Report the count of lines below in which the string "metre" occurs; include nothing else.

Begin Provided entries

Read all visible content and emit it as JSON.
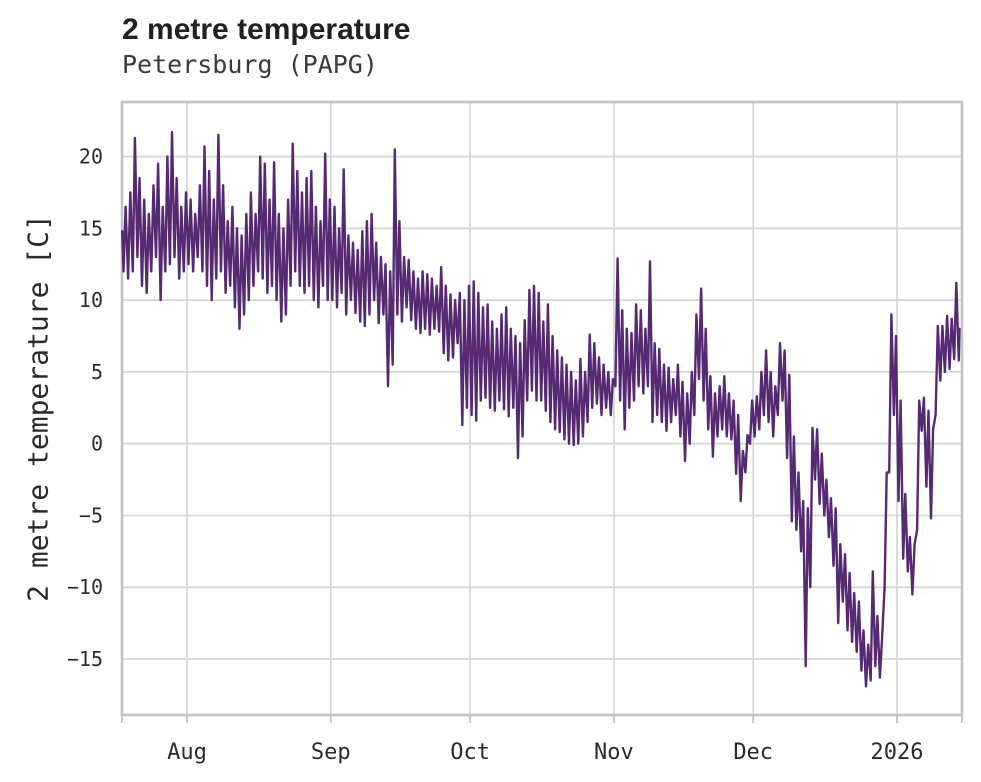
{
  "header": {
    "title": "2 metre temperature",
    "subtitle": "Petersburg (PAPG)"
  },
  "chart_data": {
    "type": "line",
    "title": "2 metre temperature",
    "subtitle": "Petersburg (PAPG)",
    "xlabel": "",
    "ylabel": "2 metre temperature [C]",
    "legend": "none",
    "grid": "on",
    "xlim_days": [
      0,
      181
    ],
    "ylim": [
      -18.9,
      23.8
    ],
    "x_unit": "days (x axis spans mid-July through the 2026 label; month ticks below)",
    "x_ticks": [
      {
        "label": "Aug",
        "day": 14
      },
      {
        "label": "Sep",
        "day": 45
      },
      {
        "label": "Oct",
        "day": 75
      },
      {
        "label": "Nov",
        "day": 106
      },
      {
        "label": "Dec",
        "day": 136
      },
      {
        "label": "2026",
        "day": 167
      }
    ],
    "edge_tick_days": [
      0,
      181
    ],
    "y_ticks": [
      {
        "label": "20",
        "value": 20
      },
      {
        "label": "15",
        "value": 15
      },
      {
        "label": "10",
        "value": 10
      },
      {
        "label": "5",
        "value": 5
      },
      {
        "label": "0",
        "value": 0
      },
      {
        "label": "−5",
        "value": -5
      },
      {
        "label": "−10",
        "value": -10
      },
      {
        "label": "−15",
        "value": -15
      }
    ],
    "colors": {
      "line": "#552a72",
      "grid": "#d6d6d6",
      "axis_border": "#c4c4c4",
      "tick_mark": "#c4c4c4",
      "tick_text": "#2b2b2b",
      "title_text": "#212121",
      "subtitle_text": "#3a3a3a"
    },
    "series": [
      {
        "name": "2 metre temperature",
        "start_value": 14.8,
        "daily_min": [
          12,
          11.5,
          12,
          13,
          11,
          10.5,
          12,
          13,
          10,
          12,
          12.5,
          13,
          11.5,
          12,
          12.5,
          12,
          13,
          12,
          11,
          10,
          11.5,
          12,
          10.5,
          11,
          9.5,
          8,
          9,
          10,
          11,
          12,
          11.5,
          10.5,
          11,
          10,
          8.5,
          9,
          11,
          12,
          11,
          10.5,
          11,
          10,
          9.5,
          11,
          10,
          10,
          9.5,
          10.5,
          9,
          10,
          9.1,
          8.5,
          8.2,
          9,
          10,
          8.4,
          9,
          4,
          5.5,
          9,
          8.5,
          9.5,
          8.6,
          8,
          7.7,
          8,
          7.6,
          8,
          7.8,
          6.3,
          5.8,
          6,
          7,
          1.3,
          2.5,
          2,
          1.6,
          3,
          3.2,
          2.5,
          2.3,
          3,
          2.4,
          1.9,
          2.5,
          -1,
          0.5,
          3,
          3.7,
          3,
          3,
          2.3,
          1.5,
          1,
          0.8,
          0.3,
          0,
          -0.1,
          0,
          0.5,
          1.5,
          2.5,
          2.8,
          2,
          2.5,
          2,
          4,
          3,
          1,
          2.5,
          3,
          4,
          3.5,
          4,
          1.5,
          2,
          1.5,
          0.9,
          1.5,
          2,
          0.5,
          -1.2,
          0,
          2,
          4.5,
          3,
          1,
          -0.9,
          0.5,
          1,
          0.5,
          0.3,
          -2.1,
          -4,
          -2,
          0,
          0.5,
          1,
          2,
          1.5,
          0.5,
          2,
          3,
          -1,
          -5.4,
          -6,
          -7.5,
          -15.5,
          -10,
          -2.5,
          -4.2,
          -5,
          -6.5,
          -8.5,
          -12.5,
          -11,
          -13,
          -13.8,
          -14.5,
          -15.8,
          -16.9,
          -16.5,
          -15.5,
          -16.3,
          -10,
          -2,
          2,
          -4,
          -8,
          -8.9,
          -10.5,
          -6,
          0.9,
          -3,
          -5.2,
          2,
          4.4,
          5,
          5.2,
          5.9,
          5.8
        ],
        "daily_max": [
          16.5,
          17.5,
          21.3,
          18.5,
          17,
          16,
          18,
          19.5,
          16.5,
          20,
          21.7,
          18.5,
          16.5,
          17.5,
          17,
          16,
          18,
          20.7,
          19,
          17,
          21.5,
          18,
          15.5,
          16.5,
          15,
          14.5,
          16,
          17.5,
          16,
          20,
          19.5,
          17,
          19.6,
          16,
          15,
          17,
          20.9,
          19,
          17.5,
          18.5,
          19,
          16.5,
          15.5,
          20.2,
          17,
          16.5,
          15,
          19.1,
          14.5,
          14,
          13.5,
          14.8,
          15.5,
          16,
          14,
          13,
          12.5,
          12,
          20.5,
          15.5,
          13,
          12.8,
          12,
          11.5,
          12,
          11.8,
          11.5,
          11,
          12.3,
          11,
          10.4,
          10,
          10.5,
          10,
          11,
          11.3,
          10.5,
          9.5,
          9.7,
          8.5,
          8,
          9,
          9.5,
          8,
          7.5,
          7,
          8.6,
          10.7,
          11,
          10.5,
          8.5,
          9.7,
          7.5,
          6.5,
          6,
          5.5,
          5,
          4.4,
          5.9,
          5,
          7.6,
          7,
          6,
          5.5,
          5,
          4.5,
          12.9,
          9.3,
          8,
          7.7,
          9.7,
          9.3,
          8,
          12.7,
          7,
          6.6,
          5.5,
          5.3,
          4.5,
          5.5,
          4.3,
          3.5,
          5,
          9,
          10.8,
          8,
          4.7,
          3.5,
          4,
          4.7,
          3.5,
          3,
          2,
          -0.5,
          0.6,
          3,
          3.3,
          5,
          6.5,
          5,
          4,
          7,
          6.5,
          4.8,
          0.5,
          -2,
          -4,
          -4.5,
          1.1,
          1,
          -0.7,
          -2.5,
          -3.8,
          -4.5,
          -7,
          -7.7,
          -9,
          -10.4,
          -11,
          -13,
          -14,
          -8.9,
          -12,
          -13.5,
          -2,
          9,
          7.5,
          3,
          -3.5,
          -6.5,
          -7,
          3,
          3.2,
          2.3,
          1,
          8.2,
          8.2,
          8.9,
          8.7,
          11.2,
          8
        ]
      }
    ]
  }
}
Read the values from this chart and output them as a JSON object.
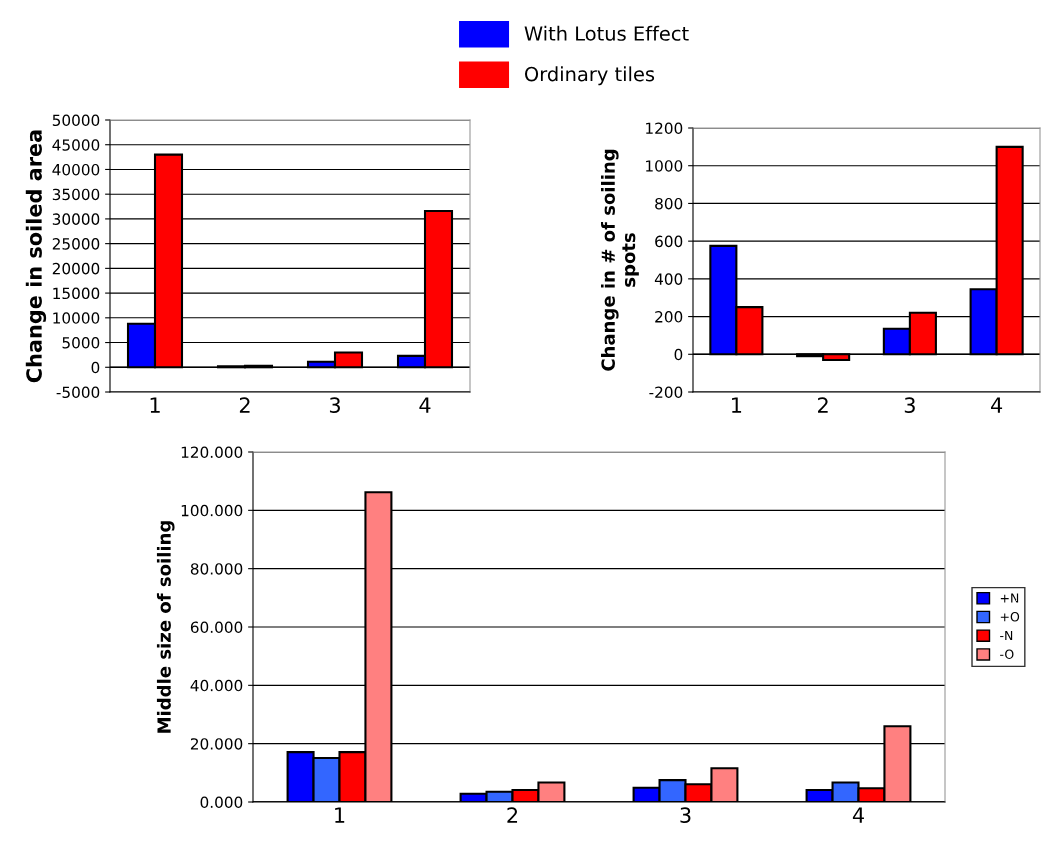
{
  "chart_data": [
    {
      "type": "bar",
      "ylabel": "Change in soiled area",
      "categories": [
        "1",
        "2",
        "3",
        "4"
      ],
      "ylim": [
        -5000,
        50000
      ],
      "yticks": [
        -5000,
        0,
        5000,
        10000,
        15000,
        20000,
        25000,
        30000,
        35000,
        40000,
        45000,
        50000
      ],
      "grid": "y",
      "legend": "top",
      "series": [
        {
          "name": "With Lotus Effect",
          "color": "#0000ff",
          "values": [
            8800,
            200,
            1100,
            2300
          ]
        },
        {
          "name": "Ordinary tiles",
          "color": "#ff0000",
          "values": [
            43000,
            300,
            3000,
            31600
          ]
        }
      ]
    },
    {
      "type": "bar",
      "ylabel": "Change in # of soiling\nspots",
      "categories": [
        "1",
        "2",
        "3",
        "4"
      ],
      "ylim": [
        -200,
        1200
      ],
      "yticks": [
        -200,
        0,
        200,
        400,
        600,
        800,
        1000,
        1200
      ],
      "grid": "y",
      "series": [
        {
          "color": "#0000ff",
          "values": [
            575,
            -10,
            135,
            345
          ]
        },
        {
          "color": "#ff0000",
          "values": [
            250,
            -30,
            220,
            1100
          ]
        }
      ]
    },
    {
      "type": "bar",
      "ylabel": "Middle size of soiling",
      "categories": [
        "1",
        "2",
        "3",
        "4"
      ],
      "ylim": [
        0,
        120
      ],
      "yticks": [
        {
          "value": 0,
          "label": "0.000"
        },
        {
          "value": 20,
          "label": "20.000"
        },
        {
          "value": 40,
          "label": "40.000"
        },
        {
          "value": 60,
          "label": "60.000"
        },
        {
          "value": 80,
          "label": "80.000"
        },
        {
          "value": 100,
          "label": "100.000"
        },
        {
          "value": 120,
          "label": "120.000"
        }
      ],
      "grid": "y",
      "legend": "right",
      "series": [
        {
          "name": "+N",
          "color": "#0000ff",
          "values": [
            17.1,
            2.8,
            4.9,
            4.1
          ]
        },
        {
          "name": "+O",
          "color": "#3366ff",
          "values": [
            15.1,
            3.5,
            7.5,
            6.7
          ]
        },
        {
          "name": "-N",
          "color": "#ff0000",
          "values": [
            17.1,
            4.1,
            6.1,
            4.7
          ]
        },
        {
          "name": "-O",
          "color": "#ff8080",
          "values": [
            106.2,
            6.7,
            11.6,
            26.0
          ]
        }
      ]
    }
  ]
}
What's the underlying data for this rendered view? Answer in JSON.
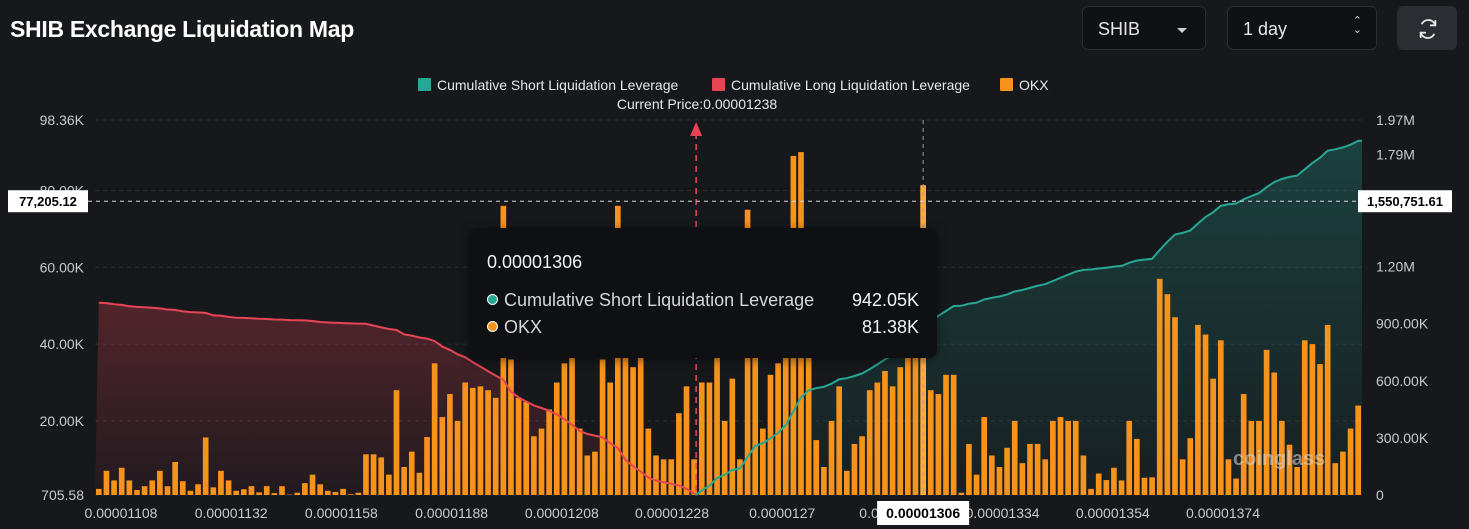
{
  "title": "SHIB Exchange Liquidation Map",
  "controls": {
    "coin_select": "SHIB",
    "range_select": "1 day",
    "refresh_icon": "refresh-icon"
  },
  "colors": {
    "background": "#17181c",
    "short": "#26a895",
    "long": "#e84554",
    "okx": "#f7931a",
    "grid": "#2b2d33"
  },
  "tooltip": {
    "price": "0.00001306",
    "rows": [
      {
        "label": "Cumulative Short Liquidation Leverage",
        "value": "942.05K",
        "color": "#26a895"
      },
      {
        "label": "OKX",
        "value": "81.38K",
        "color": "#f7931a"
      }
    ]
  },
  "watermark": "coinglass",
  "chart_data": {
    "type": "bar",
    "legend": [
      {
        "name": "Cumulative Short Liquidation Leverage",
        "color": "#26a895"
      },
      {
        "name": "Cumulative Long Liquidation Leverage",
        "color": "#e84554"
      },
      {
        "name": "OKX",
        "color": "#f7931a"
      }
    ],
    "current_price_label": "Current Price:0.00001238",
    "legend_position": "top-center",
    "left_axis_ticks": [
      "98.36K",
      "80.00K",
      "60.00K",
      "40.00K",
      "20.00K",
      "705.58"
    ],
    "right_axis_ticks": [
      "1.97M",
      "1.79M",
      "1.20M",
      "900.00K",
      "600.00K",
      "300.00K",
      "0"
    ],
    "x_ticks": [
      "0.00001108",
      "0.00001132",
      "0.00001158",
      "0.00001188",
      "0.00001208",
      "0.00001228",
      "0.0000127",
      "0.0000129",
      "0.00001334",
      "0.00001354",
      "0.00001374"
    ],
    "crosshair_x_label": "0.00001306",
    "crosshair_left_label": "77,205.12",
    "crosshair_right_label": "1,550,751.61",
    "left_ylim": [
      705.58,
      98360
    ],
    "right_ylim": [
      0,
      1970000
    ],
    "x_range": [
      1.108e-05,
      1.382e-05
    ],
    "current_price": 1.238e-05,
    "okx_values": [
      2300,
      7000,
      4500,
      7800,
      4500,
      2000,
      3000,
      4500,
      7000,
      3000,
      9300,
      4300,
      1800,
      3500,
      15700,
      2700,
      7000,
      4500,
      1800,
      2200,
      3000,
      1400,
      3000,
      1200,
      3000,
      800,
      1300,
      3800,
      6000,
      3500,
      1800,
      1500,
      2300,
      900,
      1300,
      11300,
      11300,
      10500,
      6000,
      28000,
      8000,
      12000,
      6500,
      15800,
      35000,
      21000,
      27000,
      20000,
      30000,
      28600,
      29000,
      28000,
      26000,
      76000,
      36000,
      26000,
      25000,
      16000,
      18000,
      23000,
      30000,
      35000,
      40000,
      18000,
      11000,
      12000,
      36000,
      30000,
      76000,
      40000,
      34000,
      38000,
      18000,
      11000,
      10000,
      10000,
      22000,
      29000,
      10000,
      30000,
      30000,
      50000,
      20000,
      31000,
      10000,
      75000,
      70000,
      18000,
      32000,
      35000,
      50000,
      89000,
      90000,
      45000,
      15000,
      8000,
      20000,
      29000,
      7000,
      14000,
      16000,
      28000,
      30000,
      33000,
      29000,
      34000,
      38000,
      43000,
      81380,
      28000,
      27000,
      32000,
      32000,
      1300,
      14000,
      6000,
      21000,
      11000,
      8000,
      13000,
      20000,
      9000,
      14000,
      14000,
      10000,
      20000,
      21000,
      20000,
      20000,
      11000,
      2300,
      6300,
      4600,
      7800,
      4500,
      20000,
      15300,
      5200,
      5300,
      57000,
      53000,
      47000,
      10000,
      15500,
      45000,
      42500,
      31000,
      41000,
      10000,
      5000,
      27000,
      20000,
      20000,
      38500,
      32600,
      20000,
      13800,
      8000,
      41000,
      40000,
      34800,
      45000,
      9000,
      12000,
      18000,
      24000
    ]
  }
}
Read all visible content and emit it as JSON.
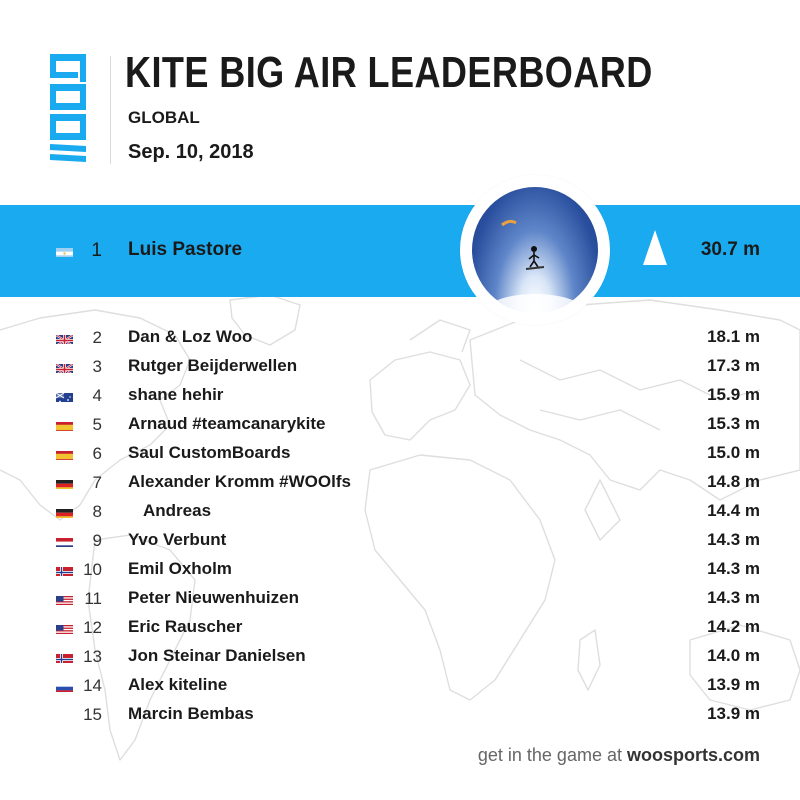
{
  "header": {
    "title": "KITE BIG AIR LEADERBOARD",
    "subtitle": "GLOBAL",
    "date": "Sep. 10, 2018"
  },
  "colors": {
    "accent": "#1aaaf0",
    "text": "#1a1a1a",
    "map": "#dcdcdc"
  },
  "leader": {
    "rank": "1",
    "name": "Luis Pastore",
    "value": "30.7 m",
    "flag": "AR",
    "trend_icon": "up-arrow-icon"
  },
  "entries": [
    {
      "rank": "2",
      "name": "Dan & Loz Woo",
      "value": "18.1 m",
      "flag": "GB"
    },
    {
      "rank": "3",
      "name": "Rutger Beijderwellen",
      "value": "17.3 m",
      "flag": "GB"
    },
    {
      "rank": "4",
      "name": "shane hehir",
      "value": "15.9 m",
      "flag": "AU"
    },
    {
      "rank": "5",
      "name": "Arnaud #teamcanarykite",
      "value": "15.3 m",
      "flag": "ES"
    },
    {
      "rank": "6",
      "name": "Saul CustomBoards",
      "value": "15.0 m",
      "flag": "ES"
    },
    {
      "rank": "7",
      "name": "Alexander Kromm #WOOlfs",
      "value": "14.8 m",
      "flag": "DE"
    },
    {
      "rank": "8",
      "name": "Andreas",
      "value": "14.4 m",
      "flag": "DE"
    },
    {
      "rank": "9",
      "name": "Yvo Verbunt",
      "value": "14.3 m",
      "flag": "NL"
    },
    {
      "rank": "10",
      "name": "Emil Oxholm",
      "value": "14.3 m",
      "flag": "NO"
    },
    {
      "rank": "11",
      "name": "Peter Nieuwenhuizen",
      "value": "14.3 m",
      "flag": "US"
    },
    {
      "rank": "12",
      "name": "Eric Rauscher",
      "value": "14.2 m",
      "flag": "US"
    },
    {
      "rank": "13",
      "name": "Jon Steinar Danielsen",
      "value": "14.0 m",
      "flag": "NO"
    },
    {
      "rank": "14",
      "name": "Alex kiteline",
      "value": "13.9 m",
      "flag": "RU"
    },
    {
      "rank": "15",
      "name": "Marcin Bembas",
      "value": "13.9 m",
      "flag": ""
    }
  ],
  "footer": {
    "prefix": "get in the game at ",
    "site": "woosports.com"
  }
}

End Provided entries

#### Written response
4